→ Available data:
○ ○ ○

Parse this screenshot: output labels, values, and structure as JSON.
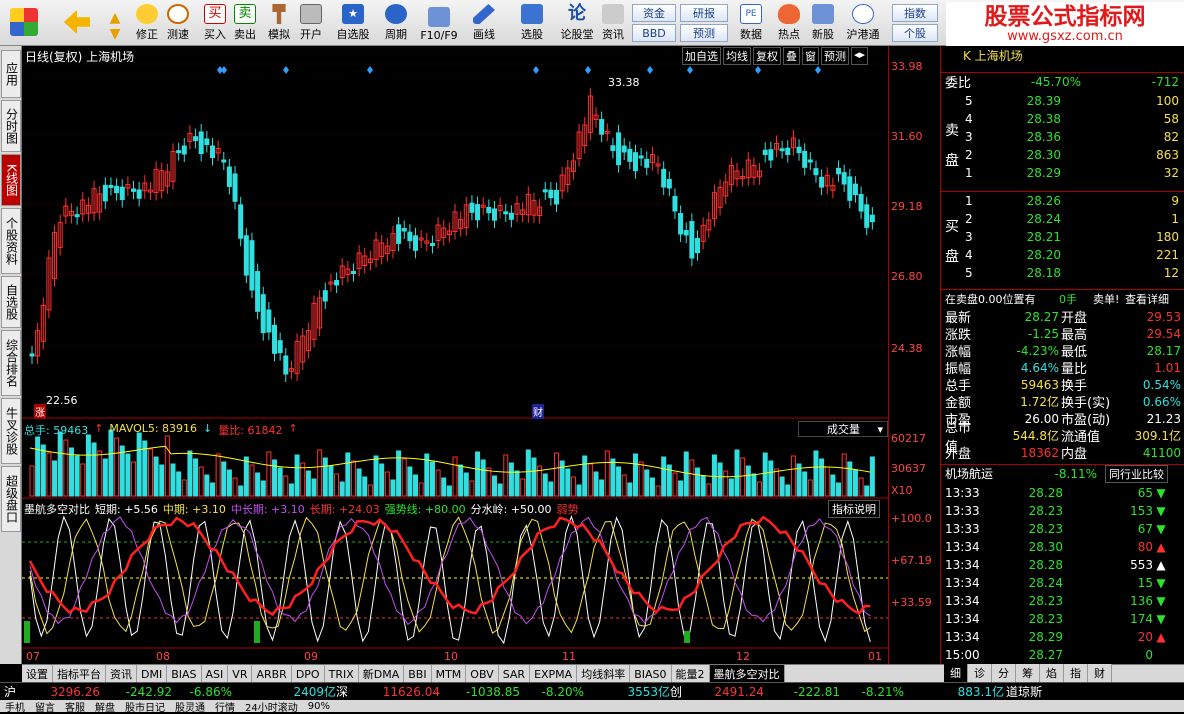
{
  "toolbar": {
    "buttons": [
      "修正",
      "测速",
      "买入",
      "卖出",
      "模拟",
      "开户",
      "自选股",
      "周期",
      "F10/F9",
      "画线",
      "选股",
      "论股堂",
      "资讯",
      "数据",
      "热点",
      "新股",
      "沪港通"
    ],
    "small": [
      "资金",
      "研报",
      "指数",
      "BBD",
      "预测",
      "个股"
    ]
  },
  "watermark": {
    "title": "股票公式指标网",
    "url": "www.gsxz.com.cn"
  },
  "left_tabs": [
    "应用",
    "分时图",
    "K线图",
    "个股资料",
    "自选股",
    "综合排名",
    "牛叉诊股",
    "超级盘口"
  ],
  "chart": {
    "header": "日线(复权) 上海机场",
    "buttons": [
      "加自选",
      "均线",
      "复权",
      "叠",
      "窗",
      "预测"
    ],
    "max_label": "33.38",
    "min_label": "22.56",
    "vol_header": {
      "a": "总手: 59463",
      "b": "MAVOL5: 83916",
      "c": "量比: 61842"
    },
    "vol_select": "成交量",
    "ind_header": {
      "name": "墨航多空对比",
      "short": "短期: +5.56",
      "mid": "中期: +3.10",
      "midlong": "中长期: +3.10",
      "long": "长期: +24.03",
      "strong": "强势线: +80.00",
      "water": "分水岭: +50.00",
      "weak": "弱势"
    },
    "ind_btn": "指标说明",
    "months": [
      "07",
      "08",
      "09",
      "10",
      "11",
      "12",
      "01"
    ],
    "mark_zhang": "涨",
    "mark_cai": "财"
  },
  "axis": {
    "price": [
      "33.98",
      "31.60",
      "29.18",
      "26.80",
      "24.38"
    ],
    "vol": [
      "60217",
      "30637",
      "X10"
    ],
    "ind": [
      "+100.0",
      "+67.19",
      "+33.59"
    ]
  },
  "quote": {
    "title": "K 上海机场",
    "weibi": {
      "label": "委比",
      "pct": "-45.70%",
      "val": "-712"
    },
    "sell": [
      [
        "5",
        "28.39",
        "100"
      ],
      [
        "4",
        "28.38",
        "58"
      ],
      [
        "3",
        "28.36",
        "82"
      ],
      [
        "2",
        "28.30",
        "863"
      ],
      [
        "1",
        "28.29",
        "32"
      ]
    ],
    "buy": [
      [
        "1",
        "28.26",
        "9"
      ],
      [
        "2",
        "28.24",
        "1"
      ],
      [
        "3",
        "28.21",
        "180"
      ],
      [
        "4",
        "28.20",
        "221"
      ],
      [
        "5",
        "28.18",
        "12"
      ]
    ],
    "sell_side": [
      "卖",
      "盘"
    ],
    "buy_side": [
      "买",
      "盘"
    ],
    "notice": {
      "a": "在卖盘0.00位置有",
      "b": "0手",
      "c": "卖单!",
      "d": "查看详细"
    },
    "stats": [
      [
        "最新",
        "28.27",
        "开盘",
        "29.53"
      ],
      [
        "涨跌",
        "-1.25",
        "最高",
        "29.54"
      ],
      [
        "涨幅",
        "-4.23%",
        "最低",
        "28.17"
      ],
      [
        "振幅",
        "4.64%",
        "量比",
        "1.01"
      ],
      [
        "总手",
        "59463",
        "换手",
        "0.54%"
      ],
      [
        "金额",
        "1.72亿",
        "换手(实)",
        "0.66%"
      ],
      [
        "市盈",
        "26.00",
        "市盈(动)",
        "21.23"
      ],
      [
        "总市值",
        "544.8亿",
        "流通值",
        "309.1亿"
      ],
      [
        "外盘",
        "18362",
        "内盘",
        "41100"
      ]
    ],
    "sector": {
      "name": "机场航运",
      "pct": "-8.11%",
      "btn": "同行业比较"
    },
    "ticks": [
      [
        "13:33",
        "28.28",
        "65"
      ],
      [
        "13:33",
        "28.23",
        "153"
      ],
      [
        "13:33",
        "28.23",
        "67"
      ],
      [
        "13:34",
        "28.30",
        "80"
      ],
      [
        "13:34",
        "28.28",
        "553"
      ],
      [
        "13:34",
        "28.24",
        "15"
      ],
      [
        "13:34",
        "28.23",
        "136"
      ],
      [
        "13:34",
        "28.23",
        "174"
      ],
      [
        "13:34",
        "28.29",
        "20"
      ],
      [
        "15:00",
        "28.27",
        "0"
      ]
    ],
    "tick_dirs": [
      "down",
      "down",
      "down",
      "up",
      "up",
      "down",
      "down",
      "down",
      "up",
      "none"
    ],
    "sub_tabs": [
      "细",
      "诊",
      "分",
      "筹",
      "焰",
      "指",
      "财"
    ]
  },
  "bottom_tabs": [
    "设置",
    "指标平台",
    "资讯",
    "DMI",
    "BIAS",
    "ASI",
    "VR",
    "ARBR",
    "DPO",
    "TRIX",
    "新DMA",
    "BBI",
    "MTM",
    "OBV",
    "SAR",
    "EXPMA",
    "均线斜率",
    "BIAS0",
    "能量2",
    "墨航多空对比"
  ],
  "status": {
    "sh": {
      "label": "沪",
      "a": "3296.26",
      "b": "-242.92",
      "c": "-6.86%",
      "d": "2409亿"
    },
    "sz": {
      "label": "深",
      "a": "11626.04",
      "b": "-1038.85",
      "c": "-8.20%",
      "d": "3553亿"
    },
    "cy": {
      "label": "创",
      "a": "2491.24",
      "b": "-222.81",
      "c": "-8.21%",
      "d": "883.1亿"
    },
    "dj": {
      "label": "道琼斯"
    }
  },
  "status2": [
    "手机",
    "留言",
    "客服",
    "解盘",
    "股市日记",
    "股灵通",
    "行情",
    "24小时滚动",
    "90%"
  ],
  "colors": {
    "up": "#ff3030",
    "down": "#30e0e0",
    "bg": "#000000"
  }
}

○ ○ ○

Transcribe every line in the entries above, taking out only the images.

→ Solved problem:
Parse this screenshot: output labels, values, and structure as JSON.
{
  "toolbar": {
    "buttons": [
      "修正",
      "测速",
      "买入",
      "卖出",
      "模拟",
      "开户",
      "自选股",
      "周期",
      "F10/F9",
      "画线",
      "选股",
      "论股堂",
      "资讯",
      "数据",
      "热点",
      "新股",
      "沪港通"
    ],
    "small": [
      "资金",
      "研报",
      "指数",
      "BBD",
      "预测",
      "个股"
    ]
  },
  "watermark": {
    "title": "股票公式指标网",
    "url": "www.gsxz.com.cn"
  },
  "left_tabs": [
    "应用",
    "分时图",
    "K线图",
    "个股资料",
    "自选股",
    "综合排名",
    "牛叉诊股",
    "超级盘口"
  ],
  "chart": {
    "header": "日线(复权) 上海机场",
    "buttons": [
      "加自选",
      "均线",
      "复权",
      "叠",
      "窗",
      "预测"
    ],
    "max_label": "33.38",
    "min_label": "22.56",
    "vol_header": {
      "a": "总手: 59463",
      "b": "MAVOL5: 83916",
      "c": "量比: 61842"
    },
    "vol_select": "成交量",
    "ind_header": {
      "name": "墨航多空对比",
      "short": "短期: +5.56",
      "mid": "中期: +3.10",
      "midlong": "中长期: +3.10",
      "long": "长期: +24.03",
      "strong": "强势线: +80.00",
      "water": "分水岭: +50.00",
      "weak": "弱势"
    },
    "ind_btn": "指标说明",
    "months": [
      "07",
      "08",
      "09",
      "10",
      "11",
      "12",
      "01"
    ],
    "mark_zhang": "涨",
    "mark_cai": "财"
  },
  "axis": {
    "price": [
      "33.98",
      "31.60",
      "29.18",
      "26.80",
      "24.38"
    ],
    "vol": [
      "60217",
      "30637",
      "X10"
    ],
    "ind": [
      "+100.0",
      "+67.19",
      "+33.59"
    ]
  },
  "quote": {
    "title": "K 上海机场",
    "weibi": {
      "label": "委比",
      "pct": "-45.70%",
      "val": "-712"
    },
    "sell": [
      [
        "5",
        "28.39",
        "100"
      ],
      [
        "4",
        "28.38",
        "58"
      ],
      [
        "3",
        "28.36",
        "82"
      ],
      [
        "2",
        "28.30",
        "863"
      ],
      [
        "1",
        "28.29",
        "32"
      ]
    ],
    "buy": [
      [
        "1",
        "28.26",
        "9"
      ],
      [
        "2",
        "28.24",
        "1"
      ],
      [
        "3",
        "28.21",
        "180"
      ],
      [
        "4",
        "28.20",
        "221"
      ],
      [
        "5",
        "28.18",
        "12"
      ]
    ],
    "sell_side": [
      "卖",
      "盘"
    ],
    "buy_side": [
      "买",
      "盘"
    ],
    "notice": {
      "a": "在卖盘0.00位置有",
      "b": "0手",
      "c": "卖单!",
      "d": "查看详细"
    },
    "stats": [
      [
        "最新",
        "28.27",
        "开盘",
        "29.53"
      ],
      [
        "涨跌",
        "-1.25",
        "最高",
        "29.54"
      ],
      [
        "涨幅",
        "-4.23%",
        "最低",
        "28.17"
      ],
      [
        "振幅",
        "4.64%",
        "量比",
        "1.01"
      ],
      [
        "总手",
        "59463",
        "换手",
        "0.54%"
      ],
      [
        "金额",
        "1.72亿",
        "换手(实)",
        "0.66%"
      ],
      [
        "市盈",
        "26.00",
        "市盈(动)",
        "21.23"
      ],
      [
        "总市值",
        "544.8亿",
        "流通值",
        "309.1亿"
      ],
      [
        "外盘",
        "18362",
        "内盘",
        "41100"
      ]
    ],
    "sector": {
      "name": "机场航运",
      "pct": "-8.11%",
      "btn": "同行业比较"
    },
    "ticks": [
      [
        "13:33",
        "28.28",
        "65"
      ],
      [
        "13:33",
        "28.23",
        "153"
      ],
      [
        "13:33",
        "28.23",
        "67"
      ],
      [
        "13:34",
        "28.30",
        "80"
      ],
      [
        "13:34",
        "28.28",
        "553"
      ],
      [
        "13:34",
        "28.24",
        "15"
      ],
      [
        "13:34",
        "28.23",
        "136"
      ],
      [
        "13:34",
        "28.23",
        "174"
      ],
      [
        "13:34",
        "28.29",
        "20"
      ],
      [
        "15:00",
        "28.27",
        "0"
      ]
    ],
    "tick_dirs": [
      "down",
      "down",
      "down",
      "up",
      "up",
      "down",
      "down",
      "down",
      "up",
      "none"
    ],
    "sub_tabs": [
      "细",
      "诊",
      "分",
      "筹",
      "焰",
      "指",
      "财"
    ]
  },
  "bottom_tabs": [
    "设置",
    "指标平台",
    "资讯",
    "DMI",
    "BIAS",
    "ASI",
    "VR",
    "ARBR",
    "DPO",
    "TRIX",
    "新DMA",
    "BBI",
    "MTM",
    "OBV",
    "SAR",
    "EXPMA",
    "均线斜率",
    "BIAS0",
    "能量2",
    "墨航多空对比"
  ],
  "status": {
    "sh": {
      "label": "沪",
      "a": "3296.26",
      "b": "-242.92",
      "c": "-6.86%",
      "d": "2409亿"
    },
    "sz": {
      "label": "深",
      "a": "11626.04",
      "b": "-1038.85",
      "c": "-8.20%",
      "d": "3553亿"
    },
    "cy": {
      "label": "创",
      "a": "2491.24",
      "b": "-222.81",
      "c": "-8.21%",
      "d": "883.1亿"
    },
    "dj": {
      "label": "道琼斯"
    }
  },
  "status2": [
    "手机",
    "留言",
    "客服",
    "解盘",
    "股市日记",
    "股灵通",
    "行情",
    "24小时滚动",
    "90%"
  ],
  "colors": {
    "up": "#ff3030",
    "down": "#30e0e0",
    "bg": "#000000"
  }
}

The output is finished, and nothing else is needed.